MATERIAL SHOWN
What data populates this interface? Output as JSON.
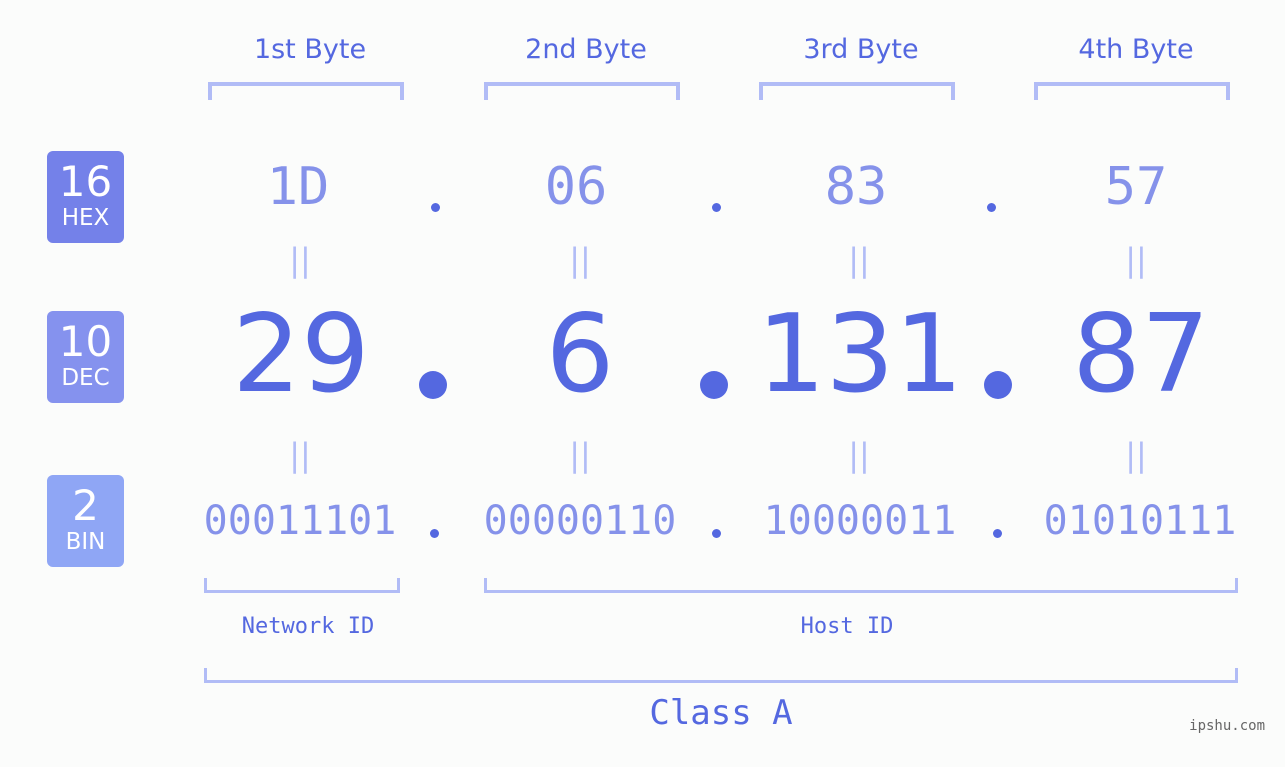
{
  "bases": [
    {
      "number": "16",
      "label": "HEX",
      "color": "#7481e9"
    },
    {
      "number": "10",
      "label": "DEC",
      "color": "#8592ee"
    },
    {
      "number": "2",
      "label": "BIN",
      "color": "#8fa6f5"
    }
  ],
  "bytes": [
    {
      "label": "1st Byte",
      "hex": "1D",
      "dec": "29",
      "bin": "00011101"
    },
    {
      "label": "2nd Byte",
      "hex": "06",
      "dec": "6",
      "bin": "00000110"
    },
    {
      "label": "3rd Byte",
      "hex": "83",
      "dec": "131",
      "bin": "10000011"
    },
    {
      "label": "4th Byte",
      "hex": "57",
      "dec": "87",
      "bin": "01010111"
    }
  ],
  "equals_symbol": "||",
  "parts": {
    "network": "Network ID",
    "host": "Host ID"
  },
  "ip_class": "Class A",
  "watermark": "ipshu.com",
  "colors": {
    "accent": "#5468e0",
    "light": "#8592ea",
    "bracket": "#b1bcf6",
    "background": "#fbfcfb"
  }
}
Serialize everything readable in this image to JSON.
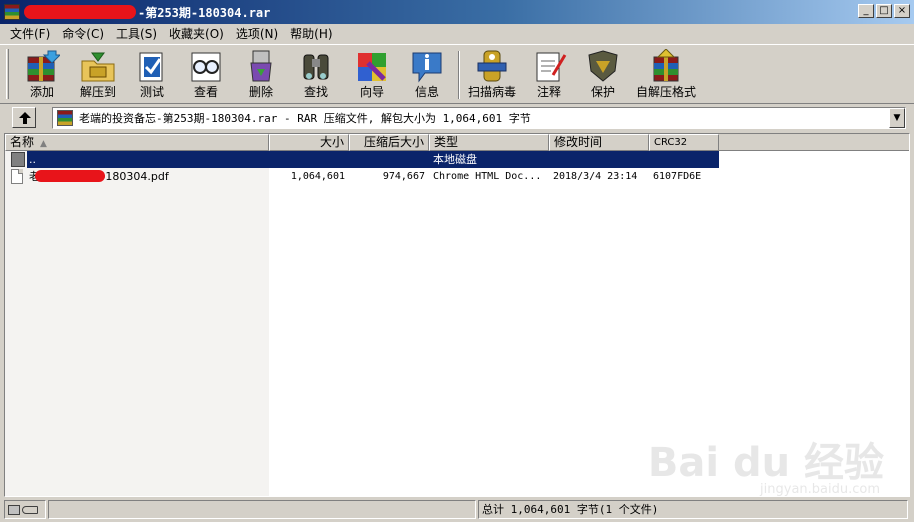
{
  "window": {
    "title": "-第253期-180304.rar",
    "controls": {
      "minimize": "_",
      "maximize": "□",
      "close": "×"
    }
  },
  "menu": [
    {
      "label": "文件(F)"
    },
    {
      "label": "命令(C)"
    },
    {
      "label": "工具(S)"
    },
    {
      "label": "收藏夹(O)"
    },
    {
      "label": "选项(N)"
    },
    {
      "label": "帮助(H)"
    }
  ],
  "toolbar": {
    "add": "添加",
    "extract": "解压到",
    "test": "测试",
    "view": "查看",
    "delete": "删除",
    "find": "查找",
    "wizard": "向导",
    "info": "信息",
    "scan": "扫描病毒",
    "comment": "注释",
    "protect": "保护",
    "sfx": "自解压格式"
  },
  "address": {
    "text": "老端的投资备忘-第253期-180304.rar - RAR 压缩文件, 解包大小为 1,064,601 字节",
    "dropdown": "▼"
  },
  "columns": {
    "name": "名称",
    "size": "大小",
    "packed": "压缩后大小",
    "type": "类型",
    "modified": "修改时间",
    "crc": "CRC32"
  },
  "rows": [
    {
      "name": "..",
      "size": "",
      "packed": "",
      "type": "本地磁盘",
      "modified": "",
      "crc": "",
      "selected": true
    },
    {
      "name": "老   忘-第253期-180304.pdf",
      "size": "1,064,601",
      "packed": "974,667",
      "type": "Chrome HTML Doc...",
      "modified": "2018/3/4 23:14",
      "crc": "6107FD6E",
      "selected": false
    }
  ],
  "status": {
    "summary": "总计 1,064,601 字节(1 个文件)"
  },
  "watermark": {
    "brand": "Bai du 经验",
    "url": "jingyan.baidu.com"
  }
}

JOB
Read the entries above, then pull out the lines that include "this".

OUTPUT OF THE EXERCISE
What data populates this interface? Output as JSON.
Serialize everything readable in this image to JSON.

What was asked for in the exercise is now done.